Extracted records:
- - - - -

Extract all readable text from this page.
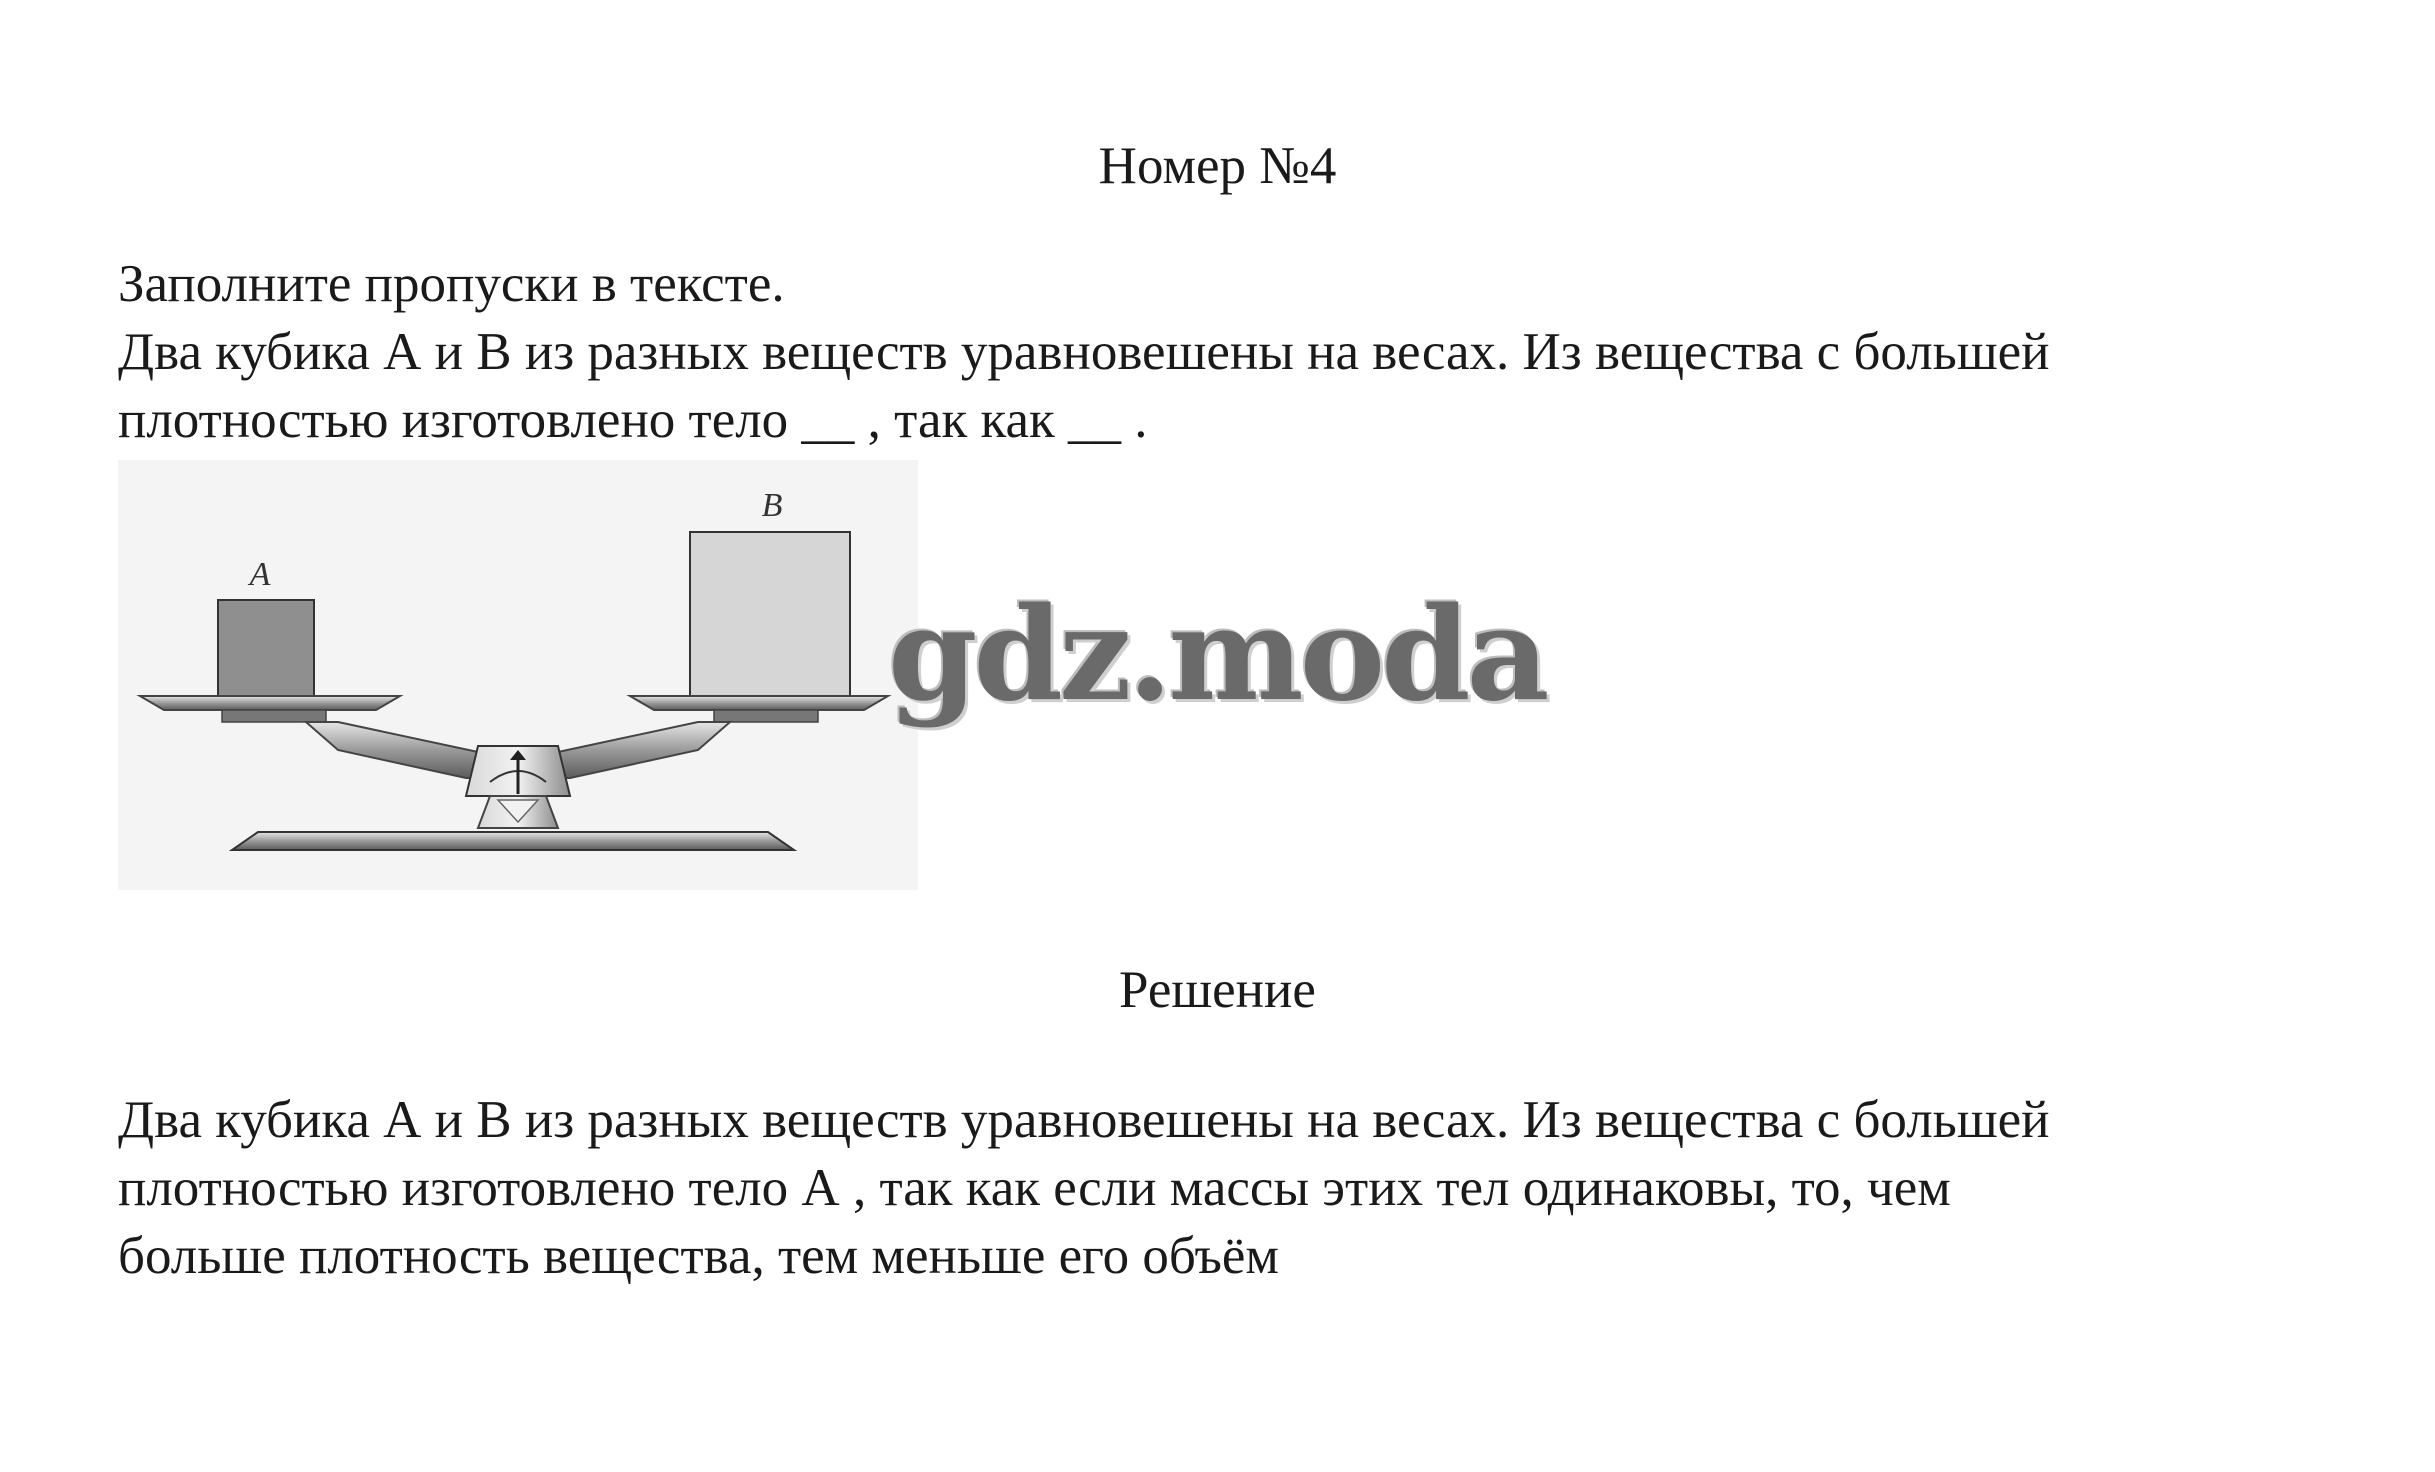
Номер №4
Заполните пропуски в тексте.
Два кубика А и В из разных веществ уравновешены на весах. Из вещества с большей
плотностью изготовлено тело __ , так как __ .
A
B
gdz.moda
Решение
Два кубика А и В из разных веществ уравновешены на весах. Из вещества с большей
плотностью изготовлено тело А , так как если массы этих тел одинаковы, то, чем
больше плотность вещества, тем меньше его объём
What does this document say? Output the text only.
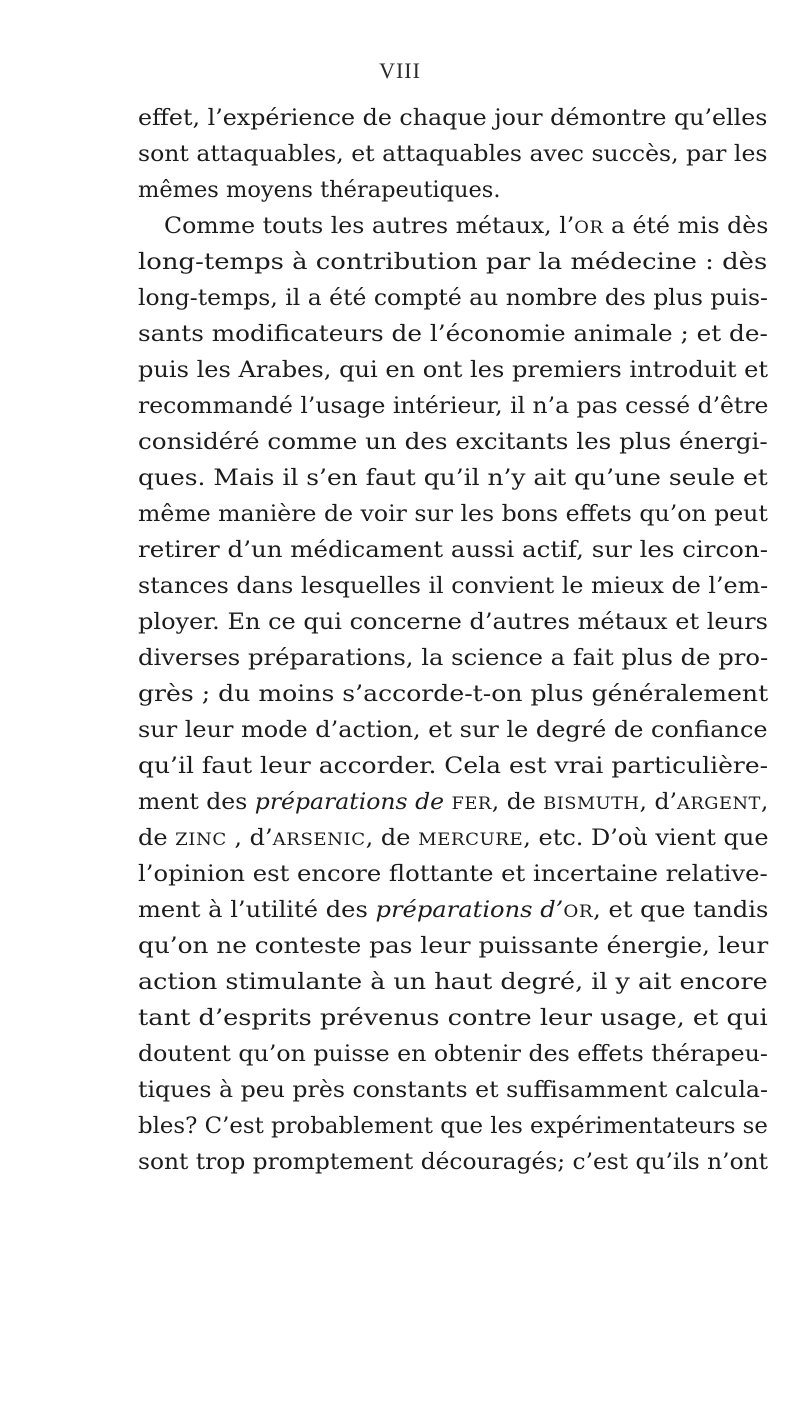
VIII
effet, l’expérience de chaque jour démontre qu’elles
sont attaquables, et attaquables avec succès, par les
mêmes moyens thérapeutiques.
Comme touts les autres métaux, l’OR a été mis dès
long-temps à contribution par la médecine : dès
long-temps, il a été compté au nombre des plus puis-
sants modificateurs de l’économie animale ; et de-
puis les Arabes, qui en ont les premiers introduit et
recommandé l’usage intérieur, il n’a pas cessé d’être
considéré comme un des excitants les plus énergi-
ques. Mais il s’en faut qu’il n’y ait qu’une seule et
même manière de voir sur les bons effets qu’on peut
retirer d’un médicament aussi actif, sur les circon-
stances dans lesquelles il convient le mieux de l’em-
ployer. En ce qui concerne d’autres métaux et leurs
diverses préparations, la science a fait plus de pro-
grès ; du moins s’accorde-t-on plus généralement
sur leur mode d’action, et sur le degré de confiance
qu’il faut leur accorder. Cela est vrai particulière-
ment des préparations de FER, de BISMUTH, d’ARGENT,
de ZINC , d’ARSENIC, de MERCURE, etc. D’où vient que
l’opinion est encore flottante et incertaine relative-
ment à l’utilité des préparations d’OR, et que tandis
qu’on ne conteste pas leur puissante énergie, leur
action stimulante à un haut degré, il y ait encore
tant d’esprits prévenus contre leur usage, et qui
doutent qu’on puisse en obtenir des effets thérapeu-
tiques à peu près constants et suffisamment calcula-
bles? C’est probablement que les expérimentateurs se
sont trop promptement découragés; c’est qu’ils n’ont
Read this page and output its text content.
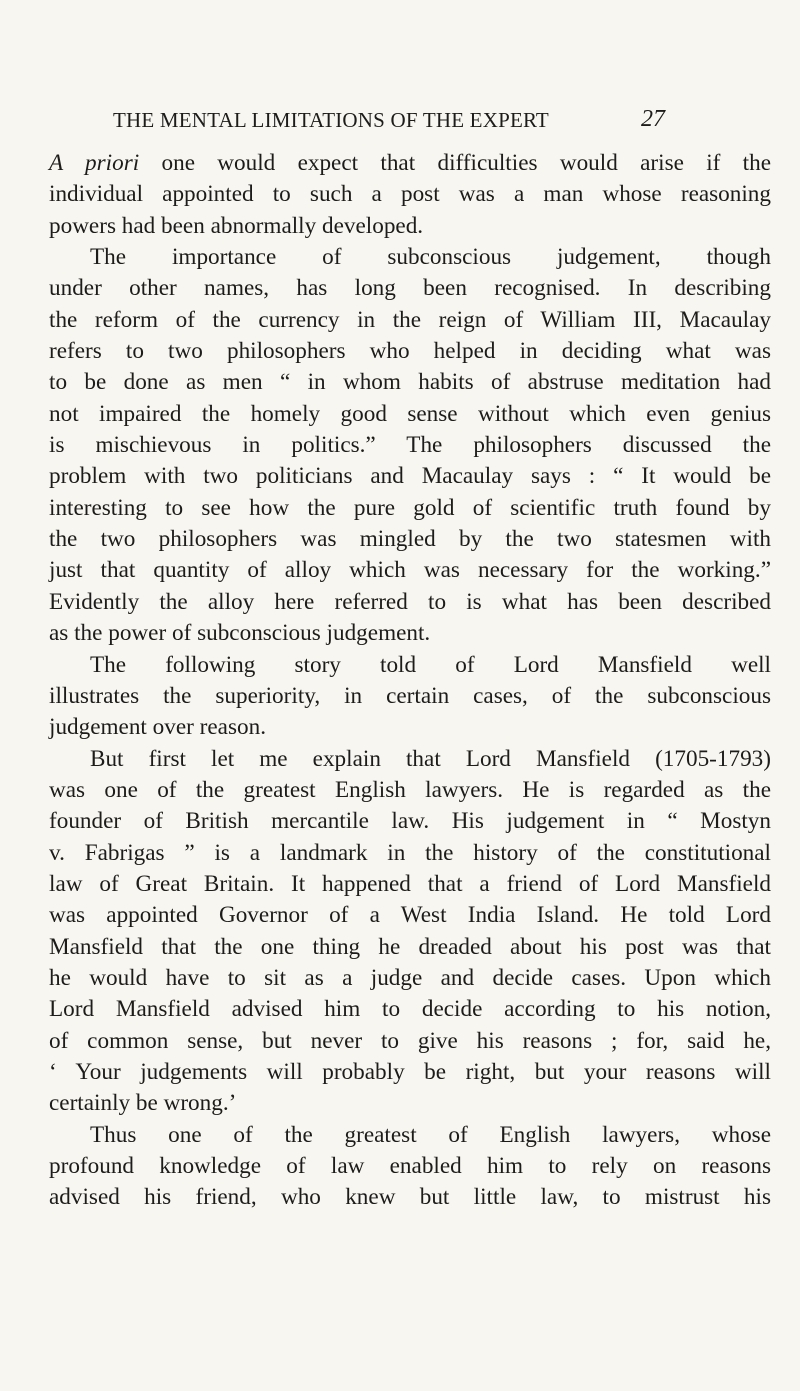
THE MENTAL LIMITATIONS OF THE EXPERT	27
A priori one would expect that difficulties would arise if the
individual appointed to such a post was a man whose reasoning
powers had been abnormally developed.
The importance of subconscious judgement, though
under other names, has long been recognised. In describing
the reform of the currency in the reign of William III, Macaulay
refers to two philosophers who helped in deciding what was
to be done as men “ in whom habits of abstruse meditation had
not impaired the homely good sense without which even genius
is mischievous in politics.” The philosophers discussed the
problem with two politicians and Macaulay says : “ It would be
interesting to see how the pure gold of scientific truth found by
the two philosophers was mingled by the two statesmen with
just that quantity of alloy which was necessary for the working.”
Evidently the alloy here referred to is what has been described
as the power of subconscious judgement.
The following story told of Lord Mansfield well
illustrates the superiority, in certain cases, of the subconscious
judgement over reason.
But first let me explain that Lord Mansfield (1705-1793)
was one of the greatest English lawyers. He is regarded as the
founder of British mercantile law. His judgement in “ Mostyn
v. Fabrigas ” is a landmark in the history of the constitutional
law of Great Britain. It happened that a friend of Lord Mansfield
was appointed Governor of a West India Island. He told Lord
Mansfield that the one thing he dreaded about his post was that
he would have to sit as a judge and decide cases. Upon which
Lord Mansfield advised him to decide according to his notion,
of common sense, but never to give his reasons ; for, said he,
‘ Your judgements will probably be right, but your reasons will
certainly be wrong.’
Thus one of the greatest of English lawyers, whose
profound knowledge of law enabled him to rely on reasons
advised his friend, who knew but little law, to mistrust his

- - - - -

# [Required task]
Print out the material word for word, omitting the pictures.

# [Complete response]
Extract all readable text from this page.
Номер №4
Заполните пропуски в тексте.
Два кубика А и В из разных веществ уравновешены на весах. Из вещества с большей
плотностью изготовлено тело __ , так как __ .
A
B
gdz.moda
Решение
Два кубика А и В из разных веществ уравновешены на весах. Из вещества с большей
плотностью изготовлено тело А , так как если массы этих тел одинаковы, то, чем
больше плотность вещества, тем меньше его объём
What does this document say? Output the text only.
VIII
effet, l’expérience de chaque jour démontre qu’elles
sont attaquables, et attaquables avec succès, par les
mêmes moyens thérapeutiques.
Comme touts les autres métaux, l’OR a été mis dès
long-temps à contribution par la médecine : dès
long-temps, il a été compté au nombre des plus puis-
sants modificateurs de l’économie animale ; et de-
puis les Arabes, qui en ont les premiers introduit et
recommandé l’usage intérieur, il n’a pas cessé d’être
considéré comme un des excitants les plus énergi-
ques. Mais il s’en faut qu’il n’y ait qu’une seule et
même manière de voir sur les bons effets qu’on peut
retirer d’un médicament aussi actif, sur les circon-
stances dans lesquelles il convient le mieux de l’em-
ployer. En ce qui concerne d’autres métaux et leurs
diverses préparations, la science a fait plus de pro-
grès ; du moins s’accorde-t-on plus généralement
sur leur mode d’action, et sur le degré de confiance
qu’il faut leur accorder. Cela est vrai particulière-
ment des préparations de FER, de BISMUTH, d’ARGENT,
de ZINC , d’ARSENIC, de MERCURE, etc. D’où vient que
l’opinion est encore flottante et incertaine relative-
ment à l’utilité des préparations d’OR, et que tandis
qu’on ne conteste pas leur puissante énergie, leur
action stimulante à un haut degré, il y ait encore
tant d’esprits prévenus contre leur usage, et qui
doutent qu’on puisse en obtenir des effets thérapeu-
tiques à peu près constants et suffisamment calcula-
bles? C’est probablement que les expérimentateurs se
sont trop promptement découragés; c’est qu’ils n’ont
Read this page and output its text content.
THE MENTAL LIMITATIONS OF THE EXPERT	27
A priori one would expect that difficulties would arise if the
individual appointed to such a post was a man whose reasoning
powers had been abnormally developed.
The importance of subconscious judgement, though
under other names, has long been recognised. In describing
the reform of the currency in the reign of William III, Macaulay
refers to two philosophers who helped in deciding what was
to be done as men “ in whom habits of abstruse meditation had
not impaired the homely good sense without which even genius
is mischievous in politics.” The philosophers discussed the
problem with two politicians and Macaulay says : “ It would be
interesting to see how the pure gold of scientific truth found by
the two philosophers was mingled by the two statesmen with
just that quantity of alloy which was necessary for the working.”
Evidently the alloy here referred to is what has been described
as the power of subconscious judgement.
The following story told of Lord Mansfield well
illustrates the superiority, in certain cases, of the subconscious
judgement over reason.
But first let me explain that Lord Mansfield (1705-1793)
was one of the greatest English lawyers. He is regarded as the
founder of British mercantile law. His judgement in “ Mostyn
v. Fabrigas ” is a landmark in the history of the constitutional
law of Great Britain. It happened that a friend of Lord Mansfield
was appointed Governor of a West India Island. He told Lord
Mansfield that the one thing he dreaded about his post was that
he would have to sit as a judge and decide cases. Upon which
Lord Mansfield advised him to decide according to his notion,
of common sense, but never to give his reasons ; for, said he,
‘ Your judgements will probably be right, but your reasons will
certainly be wrong.’
Thus one of the greatest of English lawyers, whose
profound knowledge of law enabled him to rely on reasons
advised his friend, who knew but little law, to mistrust his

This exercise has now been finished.